◆ 本文抜粋 ◆
--*--

日曜礼拝(2015年8月2日)
日曜礼拝(2015年8月2日)
日曜礼拝(三位一体後第九)       2015.8.2

「愛による抵抗」 マタイ5:38〜48

 T導入部
 上芦別教会の愛する皆さん、おはようございます。8月の第一日曜日を迎えました。毎日暑い日が続いておりますが、いかがでしょうか。暑い、暑いの言葉が挨拶の言葉となり、一日に何度も口から出てきます。8月はさらに暑さが増すように思いますが、この暑さの中にも神様の守りと導きがあることを覚えながら、毎日感謝の日々を送りたいと思います。
 今日も大変な暑さの中ではありますが、健康が支えられ、イエス様の体なる教会に集められ、愛する皆さんと共に礼拝をささげることができますことを感謝致します。
 今日は平和主日の礼拝として礼拝を守っています。8月は平和を思う季節です。私たち日本人は、この8月を迎えて平和を思わない日はありません。テレビ等でも、戦争の映画やドラマ、あるいは歴史的に戦争を見つめ、戦争にまつわるエピソードなどの話しを紹介しています。
 今日は、マタイによる福音書5章38節から48節を通して、「愛による抵抗」と題してお話したいと思います。
 
 U本論部
 一、踏み外した元の場所に帰る
 私は、求道中の方々に「聖書とは」という小冊子を通して、人の罪、神様の愛、罪の赦しと永遠の命についてのお話をします。青葉台教会において、私と個人的にお話をされた方は、まず、「聖書とは」を通して導きをさせていただきましたので、覚えておられると思います。
 その「聖書とは」の中で、一番大切な箇所である罪の赦し、イエス様の十字架のお話をする箇所があり、人間の罪に関して示された場所があります。それは、人が有意義で幸せな人生と感じることは、お金があること、楽しみがあること、友人が多くいること、人よりすぐれていることを考えるけれども、これらのものを持っていても、なおもむなしい気持ちで、幸せでない人生を送っている人々は多くいる。なぜかというと、それは幸せの土台が違うと聖書は語っているのです。
 私たち人間は大小さまざまな罪を犯します。罪を犯さない人間、失敗しない人は存在しません。聖書が語る人間の最大の罪は、私たちを創造された神様に対する無関心です。旧約聖書の創世記には、神様がアダムを創造し、エバを創造する記事があります。神様によって創造された人間は、神様を心の中心において、神様と顔と顔を合わせて生きる者でした。けれども、神様が与えられたご命令を破り、神様よりも自分の思いを優先させた人間は罪を犯しました。神様ではなく、自分自身を心の王座に置いたのです。ですから、人間は、神様に聞いて、神様に従って生きるのではなくて、自分の考えや思いに従って行動し始めたのです。

--*--

◆ 与えられた情報 ◆
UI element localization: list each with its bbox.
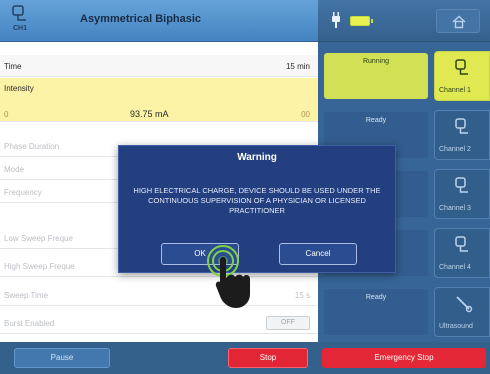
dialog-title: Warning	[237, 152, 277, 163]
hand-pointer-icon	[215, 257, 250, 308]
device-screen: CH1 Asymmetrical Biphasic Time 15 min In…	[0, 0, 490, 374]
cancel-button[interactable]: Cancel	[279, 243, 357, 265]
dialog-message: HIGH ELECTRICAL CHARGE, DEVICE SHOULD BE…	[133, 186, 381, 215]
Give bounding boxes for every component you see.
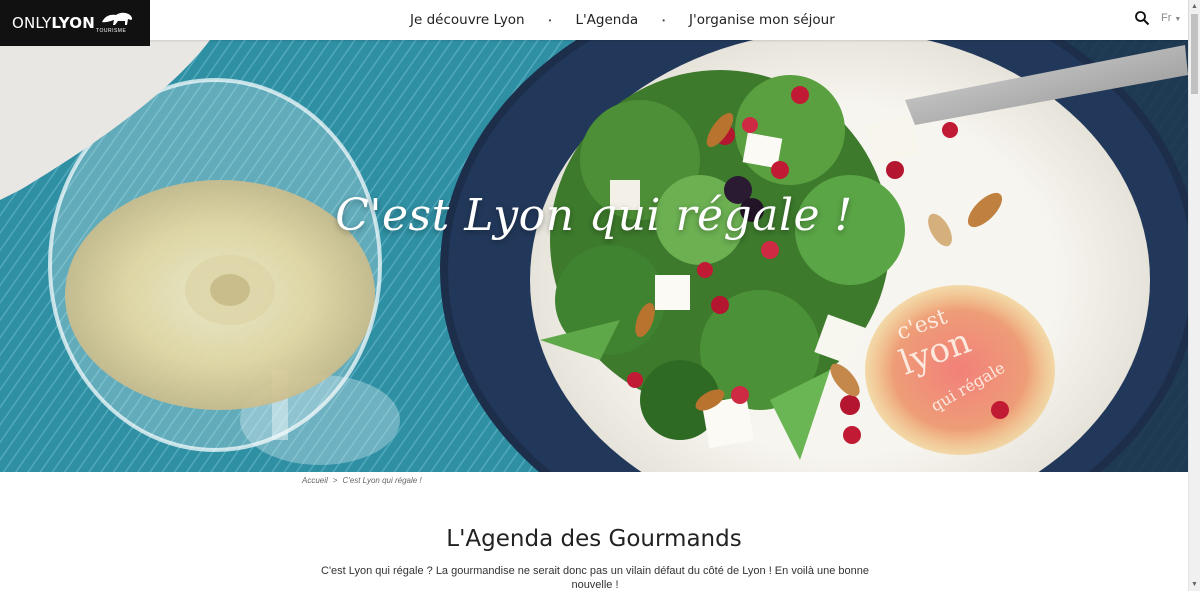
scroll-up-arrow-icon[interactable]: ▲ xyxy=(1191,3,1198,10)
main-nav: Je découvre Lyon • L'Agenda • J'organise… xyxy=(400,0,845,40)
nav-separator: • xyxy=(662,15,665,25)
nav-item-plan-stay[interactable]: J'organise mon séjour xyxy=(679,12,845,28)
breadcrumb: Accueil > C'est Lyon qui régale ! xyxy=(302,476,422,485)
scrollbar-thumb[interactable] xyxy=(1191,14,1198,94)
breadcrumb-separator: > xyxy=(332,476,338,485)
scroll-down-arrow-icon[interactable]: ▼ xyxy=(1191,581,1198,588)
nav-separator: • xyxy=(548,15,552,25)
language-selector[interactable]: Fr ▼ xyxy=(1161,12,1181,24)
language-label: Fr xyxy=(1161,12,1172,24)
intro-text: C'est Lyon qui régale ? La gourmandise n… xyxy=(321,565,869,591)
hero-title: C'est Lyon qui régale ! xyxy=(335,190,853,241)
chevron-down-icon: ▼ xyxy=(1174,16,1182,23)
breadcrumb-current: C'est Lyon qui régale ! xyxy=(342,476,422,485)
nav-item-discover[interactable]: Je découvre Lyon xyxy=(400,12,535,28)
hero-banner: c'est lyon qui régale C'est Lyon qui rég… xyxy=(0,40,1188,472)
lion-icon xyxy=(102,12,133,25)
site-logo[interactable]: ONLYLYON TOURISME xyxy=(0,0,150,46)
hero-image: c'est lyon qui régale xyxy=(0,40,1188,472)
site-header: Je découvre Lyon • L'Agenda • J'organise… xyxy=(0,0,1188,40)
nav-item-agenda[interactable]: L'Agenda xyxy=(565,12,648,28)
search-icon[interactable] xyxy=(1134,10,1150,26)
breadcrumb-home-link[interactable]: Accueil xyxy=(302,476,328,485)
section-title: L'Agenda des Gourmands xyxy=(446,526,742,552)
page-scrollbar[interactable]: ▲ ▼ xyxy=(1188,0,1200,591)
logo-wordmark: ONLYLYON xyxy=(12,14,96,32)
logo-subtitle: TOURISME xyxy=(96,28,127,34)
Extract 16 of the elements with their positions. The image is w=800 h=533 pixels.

--*--

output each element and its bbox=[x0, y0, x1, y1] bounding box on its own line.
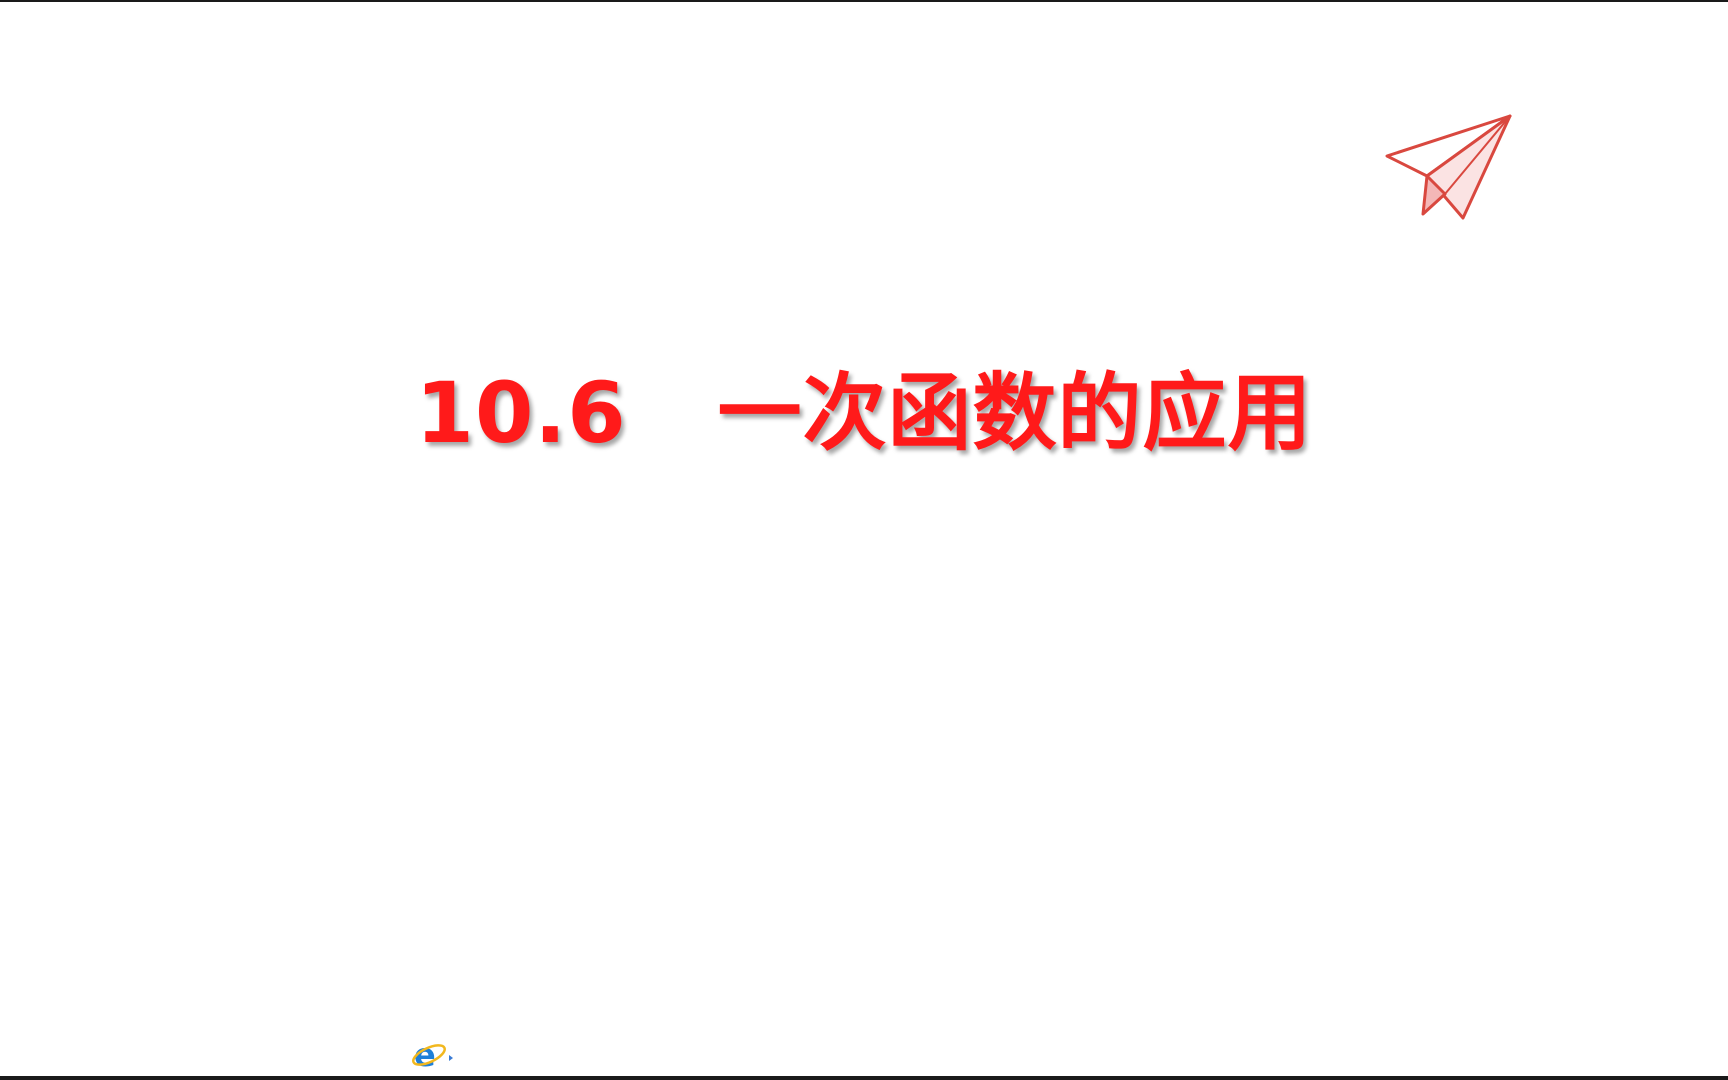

--*--

◆ 演習課題 A ◆
説教のうち、「今日は平和主日の礼拝として礼」を含む語句で始まり「題してお話したいと思います。」で終わる部分を、一字一句違えずに書き写してください。
◆ 演習課題 B ◆
説教によると、聖書が語る人間の最大の罪とは何か。

◆ 正解 A ◆
今日は平和主日の礼拝として礼拝を守っています。8月は平和を思う季節です。私たち日本人は、この8月を迎えて平和を思わない日はありません。テレビ等でも、戦争の映画やドラマ、あるいは歴史的に戦争を見つめ、戦争にまつわるエピソードなどの話しを紹介しています。
 今日は、マタイによる福音書5章38節から48節を通して、「愛による抵抗」と題してお話したいと思います。

◆ 正解 B ◆
私たちを創造された神様に対する無関心。